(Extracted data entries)
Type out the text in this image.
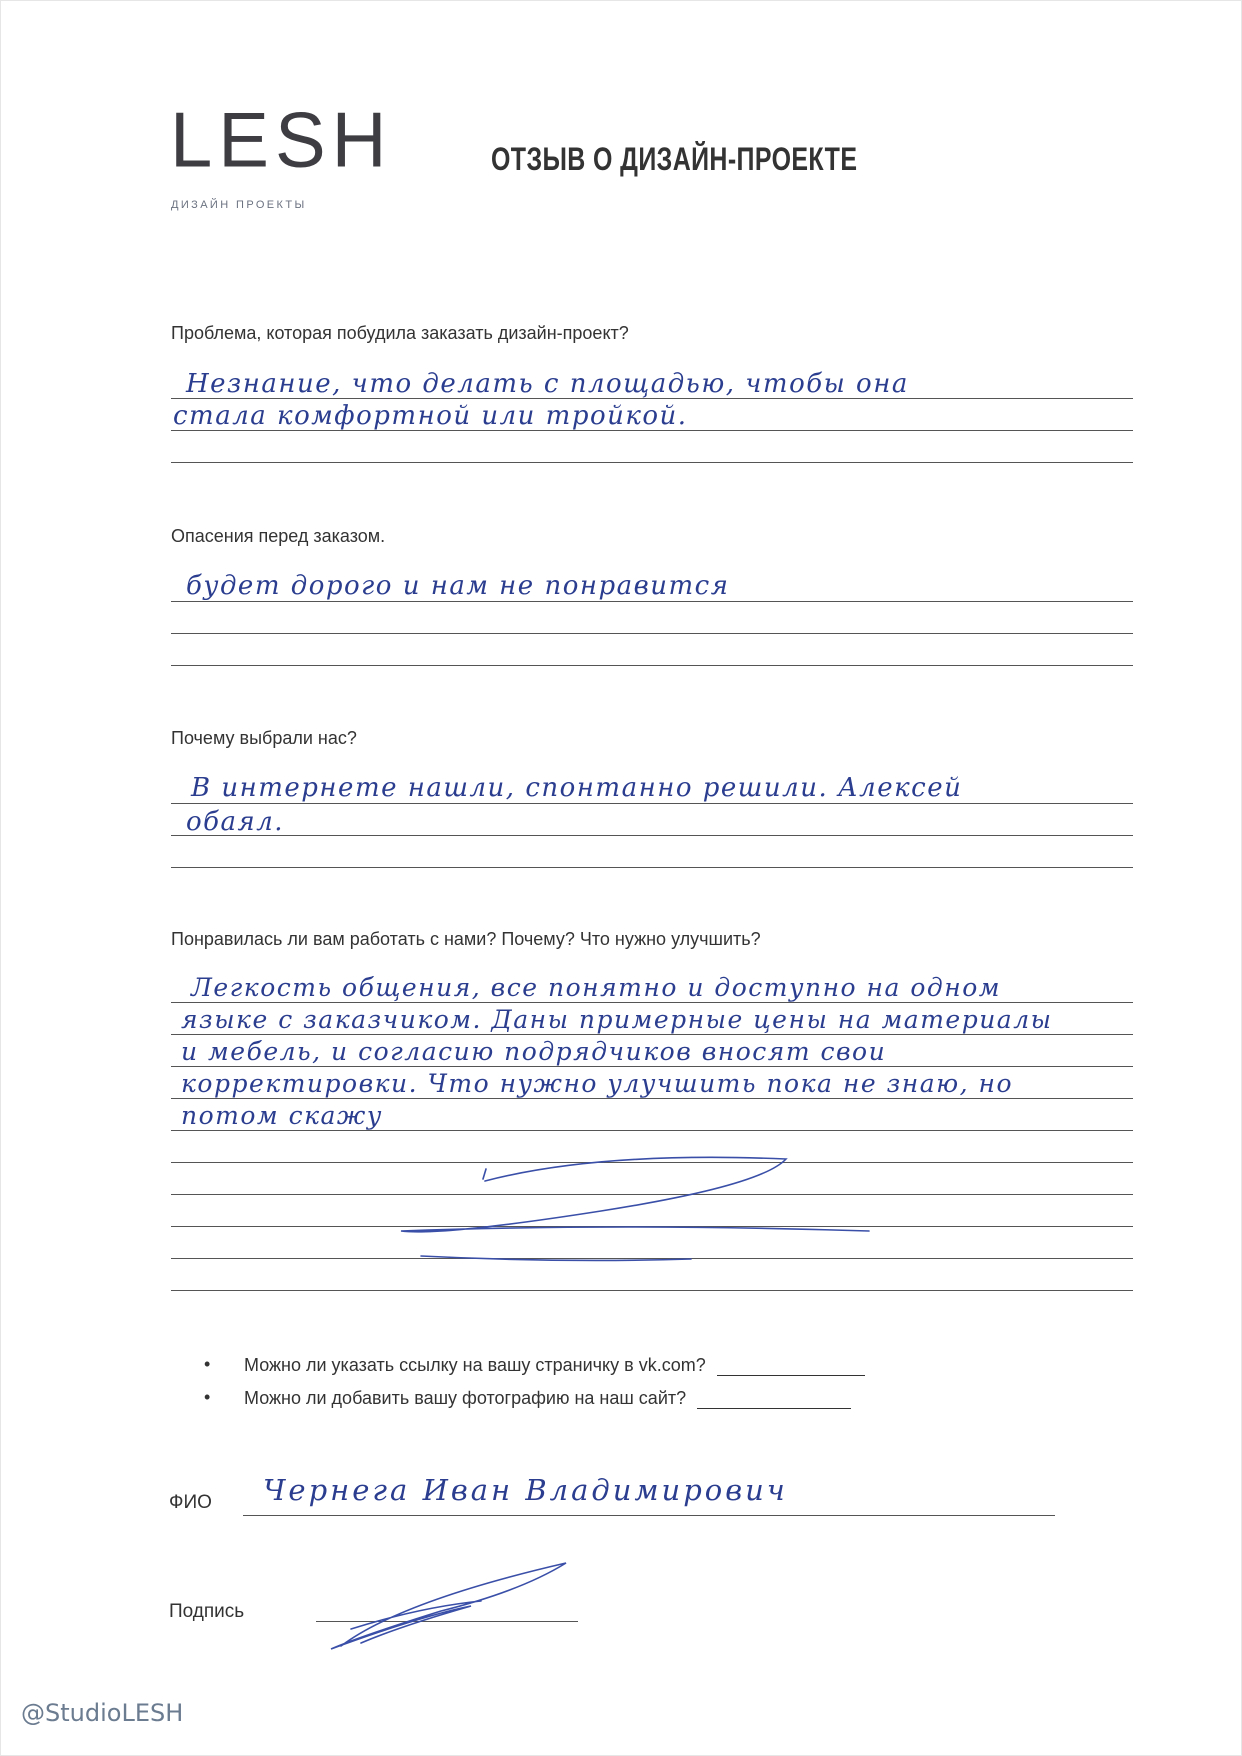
LESH
ДИЗАЙН ПРОЕКТЫ
ОТЗЫВ О ДИЗАЙН-ПРОЕКТЕ
Проблема, которая побудила заказать дизайн-проект?
Незнание, что делать с площадью, чтобы она
стала комфортной или тройкой.
Опасения перед заказом.
будет дорого и нам не понравится
Почему выбрали нас?
В интернете нашли, спонтанно решили. Алексей
обаял.
Понравилась ли вам работать с нами? Почему? Что нужно улучшить?
Легкость общения, все понятно и доступно на одном
языке с заказчиком. Даны примерные цены на материалы
и мебель, и согласию подрядчиков вносят свои
корректировки. Что нужно улучшить пока не знаю, но
потом скажу
• Можно ли указать ссылку на вашу страничку в vk.com?
• Можно ли добавить вашу фотографию на наш сайт?
ФИО Чернега Иван Владимирович
Подпись
@StudioLESH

→ **Exercise directions**
Write out every line of the entries that holds the word "Почему".

→ **Exercise result**
Почему выбрали нас?
Понравилась ли вам работать с нами? Почему? Что нужно улучшить?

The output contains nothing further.